**** Records provided ****
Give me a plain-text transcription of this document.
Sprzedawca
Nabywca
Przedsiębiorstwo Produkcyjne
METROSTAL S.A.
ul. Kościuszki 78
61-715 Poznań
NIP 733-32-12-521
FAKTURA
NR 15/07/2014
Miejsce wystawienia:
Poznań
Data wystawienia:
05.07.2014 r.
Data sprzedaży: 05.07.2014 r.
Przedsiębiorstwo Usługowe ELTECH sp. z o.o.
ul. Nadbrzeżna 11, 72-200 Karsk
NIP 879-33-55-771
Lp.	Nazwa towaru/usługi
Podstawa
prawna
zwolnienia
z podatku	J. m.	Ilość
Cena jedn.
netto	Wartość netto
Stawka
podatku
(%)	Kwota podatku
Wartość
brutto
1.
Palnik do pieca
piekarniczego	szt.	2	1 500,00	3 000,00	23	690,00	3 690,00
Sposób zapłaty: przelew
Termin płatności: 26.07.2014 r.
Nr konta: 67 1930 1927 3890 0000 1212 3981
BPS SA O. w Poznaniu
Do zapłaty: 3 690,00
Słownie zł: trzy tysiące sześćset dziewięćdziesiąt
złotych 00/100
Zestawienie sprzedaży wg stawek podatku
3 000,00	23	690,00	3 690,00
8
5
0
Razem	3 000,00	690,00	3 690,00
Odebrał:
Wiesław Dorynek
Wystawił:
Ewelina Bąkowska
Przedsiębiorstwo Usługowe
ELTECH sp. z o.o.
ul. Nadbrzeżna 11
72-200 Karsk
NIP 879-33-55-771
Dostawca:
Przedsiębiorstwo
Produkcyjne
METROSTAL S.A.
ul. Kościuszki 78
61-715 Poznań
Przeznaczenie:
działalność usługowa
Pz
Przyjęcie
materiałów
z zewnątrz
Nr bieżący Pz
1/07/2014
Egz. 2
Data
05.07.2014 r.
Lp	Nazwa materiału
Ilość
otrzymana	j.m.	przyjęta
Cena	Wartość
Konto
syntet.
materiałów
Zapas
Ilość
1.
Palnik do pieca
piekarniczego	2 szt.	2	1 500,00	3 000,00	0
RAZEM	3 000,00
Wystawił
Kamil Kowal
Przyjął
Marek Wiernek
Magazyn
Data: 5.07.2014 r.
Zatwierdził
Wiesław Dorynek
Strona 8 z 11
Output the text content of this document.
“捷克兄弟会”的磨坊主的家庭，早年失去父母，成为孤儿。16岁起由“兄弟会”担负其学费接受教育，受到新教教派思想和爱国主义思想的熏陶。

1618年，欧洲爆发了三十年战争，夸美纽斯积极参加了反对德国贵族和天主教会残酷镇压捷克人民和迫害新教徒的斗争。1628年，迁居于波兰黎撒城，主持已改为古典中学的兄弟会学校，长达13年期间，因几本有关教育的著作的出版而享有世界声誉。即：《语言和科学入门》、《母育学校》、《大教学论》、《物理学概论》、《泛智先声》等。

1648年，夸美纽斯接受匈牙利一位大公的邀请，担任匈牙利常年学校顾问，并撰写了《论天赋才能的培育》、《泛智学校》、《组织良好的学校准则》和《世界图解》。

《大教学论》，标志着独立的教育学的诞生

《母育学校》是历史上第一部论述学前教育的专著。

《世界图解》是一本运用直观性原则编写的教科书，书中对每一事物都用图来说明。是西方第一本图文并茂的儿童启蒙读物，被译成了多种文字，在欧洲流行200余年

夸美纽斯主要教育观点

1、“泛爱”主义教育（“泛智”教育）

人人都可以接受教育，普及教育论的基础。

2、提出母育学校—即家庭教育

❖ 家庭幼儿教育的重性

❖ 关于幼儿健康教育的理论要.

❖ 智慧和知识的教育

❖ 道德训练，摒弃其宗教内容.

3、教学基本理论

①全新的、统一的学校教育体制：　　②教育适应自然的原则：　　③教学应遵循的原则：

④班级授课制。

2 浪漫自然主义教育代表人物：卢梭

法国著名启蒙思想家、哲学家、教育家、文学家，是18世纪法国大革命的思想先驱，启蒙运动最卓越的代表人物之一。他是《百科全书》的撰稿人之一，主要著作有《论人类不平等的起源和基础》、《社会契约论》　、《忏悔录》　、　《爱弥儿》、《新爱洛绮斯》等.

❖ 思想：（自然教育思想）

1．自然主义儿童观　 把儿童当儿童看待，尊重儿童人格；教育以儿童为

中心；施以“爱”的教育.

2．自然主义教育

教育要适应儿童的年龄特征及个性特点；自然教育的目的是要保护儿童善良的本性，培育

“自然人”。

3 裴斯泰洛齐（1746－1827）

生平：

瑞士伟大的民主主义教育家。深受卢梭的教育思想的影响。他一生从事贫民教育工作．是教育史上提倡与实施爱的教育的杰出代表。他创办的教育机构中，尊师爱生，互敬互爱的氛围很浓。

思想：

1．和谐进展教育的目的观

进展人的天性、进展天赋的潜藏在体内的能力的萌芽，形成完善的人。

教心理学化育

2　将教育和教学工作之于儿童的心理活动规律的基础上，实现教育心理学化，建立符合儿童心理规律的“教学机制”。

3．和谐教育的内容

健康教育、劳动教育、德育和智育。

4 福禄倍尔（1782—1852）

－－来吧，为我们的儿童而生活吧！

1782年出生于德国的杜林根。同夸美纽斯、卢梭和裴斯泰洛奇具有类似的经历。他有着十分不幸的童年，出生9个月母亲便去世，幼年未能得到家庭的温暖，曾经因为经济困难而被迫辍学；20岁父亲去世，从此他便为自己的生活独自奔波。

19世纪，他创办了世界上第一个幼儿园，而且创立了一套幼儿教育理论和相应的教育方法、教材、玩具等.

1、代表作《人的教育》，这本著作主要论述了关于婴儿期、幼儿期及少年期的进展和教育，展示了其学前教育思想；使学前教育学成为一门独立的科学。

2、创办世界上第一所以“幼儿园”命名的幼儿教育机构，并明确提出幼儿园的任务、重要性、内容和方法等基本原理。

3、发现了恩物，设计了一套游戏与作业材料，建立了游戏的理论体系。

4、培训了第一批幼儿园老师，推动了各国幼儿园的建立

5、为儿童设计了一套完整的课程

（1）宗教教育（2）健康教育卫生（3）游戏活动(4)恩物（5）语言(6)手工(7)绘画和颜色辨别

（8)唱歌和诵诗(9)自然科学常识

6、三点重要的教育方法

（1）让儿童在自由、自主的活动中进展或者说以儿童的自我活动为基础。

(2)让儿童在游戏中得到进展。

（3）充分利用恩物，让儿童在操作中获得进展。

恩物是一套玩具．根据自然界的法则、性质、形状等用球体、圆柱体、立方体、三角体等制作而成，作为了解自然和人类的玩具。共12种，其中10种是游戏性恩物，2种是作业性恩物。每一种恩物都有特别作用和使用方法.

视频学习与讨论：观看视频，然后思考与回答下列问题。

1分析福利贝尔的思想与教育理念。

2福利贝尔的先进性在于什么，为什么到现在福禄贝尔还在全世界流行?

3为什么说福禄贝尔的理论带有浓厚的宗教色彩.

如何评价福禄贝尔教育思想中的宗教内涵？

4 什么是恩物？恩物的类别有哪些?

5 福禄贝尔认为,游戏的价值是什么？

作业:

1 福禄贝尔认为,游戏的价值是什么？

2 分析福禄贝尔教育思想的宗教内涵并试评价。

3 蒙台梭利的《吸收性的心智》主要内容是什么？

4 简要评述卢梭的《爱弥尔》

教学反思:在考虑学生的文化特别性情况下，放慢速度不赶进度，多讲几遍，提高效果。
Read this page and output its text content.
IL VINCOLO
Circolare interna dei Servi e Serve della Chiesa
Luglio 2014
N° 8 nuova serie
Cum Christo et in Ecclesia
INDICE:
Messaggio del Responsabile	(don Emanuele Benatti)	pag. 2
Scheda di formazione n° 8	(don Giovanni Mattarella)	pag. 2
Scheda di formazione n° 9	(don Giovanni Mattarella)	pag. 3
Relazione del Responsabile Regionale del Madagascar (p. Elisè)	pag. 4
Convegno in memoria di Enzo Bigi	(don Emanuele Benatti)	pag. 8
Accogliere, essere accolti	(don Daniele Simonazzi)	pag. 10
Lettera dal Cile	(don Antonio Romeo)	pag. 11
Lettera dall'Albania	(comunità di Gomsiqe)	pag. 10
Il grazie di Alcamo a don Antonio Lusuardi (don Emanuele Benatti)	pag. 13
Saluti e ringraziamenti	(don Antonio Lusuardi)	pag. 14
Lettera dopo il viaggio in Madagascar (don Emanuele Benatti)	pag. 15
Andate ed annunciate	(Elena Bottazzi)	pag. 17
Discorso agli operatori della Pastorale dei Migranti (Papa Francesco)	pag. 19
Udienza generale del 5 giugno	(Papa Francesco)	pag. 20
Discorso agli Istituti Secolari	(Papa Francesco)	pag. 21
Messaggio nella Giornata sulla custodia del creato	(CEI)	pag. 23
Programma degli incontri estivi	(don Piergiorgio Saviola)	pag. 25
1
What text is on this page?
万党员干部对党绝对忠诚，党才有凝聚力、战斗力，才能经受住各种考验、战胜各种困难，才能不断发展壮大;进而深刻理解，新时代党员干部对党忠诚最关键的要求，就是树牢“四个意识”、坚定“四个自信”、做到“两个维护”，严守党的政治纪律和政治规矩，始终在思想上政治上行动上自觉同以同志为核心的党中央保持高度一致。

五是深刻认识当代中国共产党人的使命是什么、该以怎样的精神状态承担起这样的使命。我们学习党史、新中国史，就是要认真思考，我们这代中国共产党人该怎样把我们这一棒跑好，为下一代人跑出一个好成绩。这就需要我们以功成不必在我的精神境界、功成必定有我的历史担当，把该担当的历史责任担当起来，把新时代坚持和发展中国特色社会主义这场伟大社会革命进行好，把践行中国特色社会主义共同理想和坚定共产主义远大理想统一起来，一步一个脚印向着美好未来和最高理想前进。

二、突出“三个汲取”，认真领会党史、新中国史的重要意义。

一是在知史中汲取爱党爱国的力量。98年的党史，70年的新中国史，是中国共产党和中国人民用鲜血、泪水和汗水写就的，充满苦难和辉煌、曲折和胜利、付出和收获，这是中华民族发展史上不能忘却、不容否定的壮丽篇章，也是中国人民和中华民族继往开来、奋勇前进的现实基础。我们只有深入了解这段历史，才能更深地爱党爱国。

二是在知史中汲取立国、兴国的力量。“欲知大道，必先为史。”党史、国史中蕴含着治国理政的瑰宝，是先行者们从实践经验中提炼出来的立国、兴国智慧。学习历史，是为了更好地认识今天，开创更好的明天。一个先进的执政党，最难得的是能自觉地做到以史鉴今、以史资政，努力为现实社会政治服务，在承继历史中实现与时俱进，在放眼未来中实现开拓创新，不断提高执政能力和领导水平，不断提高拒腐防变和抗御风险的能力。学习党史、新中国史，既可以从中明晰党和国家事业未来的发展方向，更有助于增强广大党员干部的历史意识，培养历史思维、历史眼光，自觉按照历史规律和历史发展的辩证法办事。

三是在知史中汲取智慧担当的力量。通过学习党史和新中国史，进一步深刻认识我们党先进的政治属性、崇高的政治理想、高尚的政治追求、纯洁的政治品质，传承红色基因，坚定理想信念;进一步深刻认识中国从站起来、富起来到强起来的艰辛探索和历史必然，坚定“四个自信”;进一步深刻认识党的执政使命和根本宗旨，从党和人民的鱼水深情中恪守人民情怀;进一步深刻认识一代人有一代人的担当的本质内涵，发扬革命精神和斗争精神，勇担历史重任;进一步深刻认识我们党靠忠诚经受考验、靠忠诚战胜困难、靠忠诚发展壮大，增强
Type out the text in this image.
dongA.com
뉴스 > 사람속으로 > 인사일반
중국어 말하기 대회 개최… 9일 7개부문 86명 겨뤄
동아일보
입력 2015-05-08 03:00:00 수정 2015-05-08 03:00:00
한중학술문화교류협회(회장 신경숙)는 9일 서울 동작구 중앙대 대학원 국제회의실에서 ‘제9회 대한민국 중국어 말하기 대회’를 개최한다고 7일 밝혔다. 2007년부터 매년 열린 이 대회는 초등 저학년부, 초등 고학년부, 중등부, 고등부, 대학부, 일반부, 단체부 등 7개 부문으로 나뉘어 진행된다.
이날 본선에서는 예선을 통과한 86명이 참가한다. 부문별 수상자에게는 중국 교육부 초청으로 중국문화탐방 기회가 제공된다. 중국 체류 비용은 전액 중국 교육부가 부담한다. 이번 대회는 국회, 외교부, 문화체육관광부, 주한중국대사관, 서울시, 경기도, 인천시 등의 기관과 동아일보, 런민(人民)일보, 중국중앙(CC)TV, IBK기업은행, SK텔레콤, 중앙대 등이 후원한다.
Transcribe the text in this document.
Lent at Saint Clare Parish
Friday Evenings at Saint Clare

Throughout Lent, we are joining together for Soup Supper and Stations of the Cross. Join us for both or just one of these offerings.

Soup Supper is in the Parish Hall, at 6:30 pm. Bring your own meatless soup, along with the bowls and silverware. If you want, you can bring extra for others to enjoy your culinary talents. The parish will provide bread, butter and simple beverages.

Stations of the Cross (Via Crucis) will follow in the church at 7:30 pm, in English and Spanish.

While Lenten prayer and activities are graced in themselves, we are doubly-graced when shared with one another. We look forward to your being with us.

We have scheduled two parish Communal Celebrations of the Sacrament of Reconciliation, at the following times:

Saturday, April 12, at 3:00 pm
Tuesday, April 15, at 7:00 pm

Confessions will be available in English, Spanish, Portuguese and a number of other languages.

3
****
- [What you should do]: Answer only with how many lines in the records include "Saint".

- [Correct result]: 2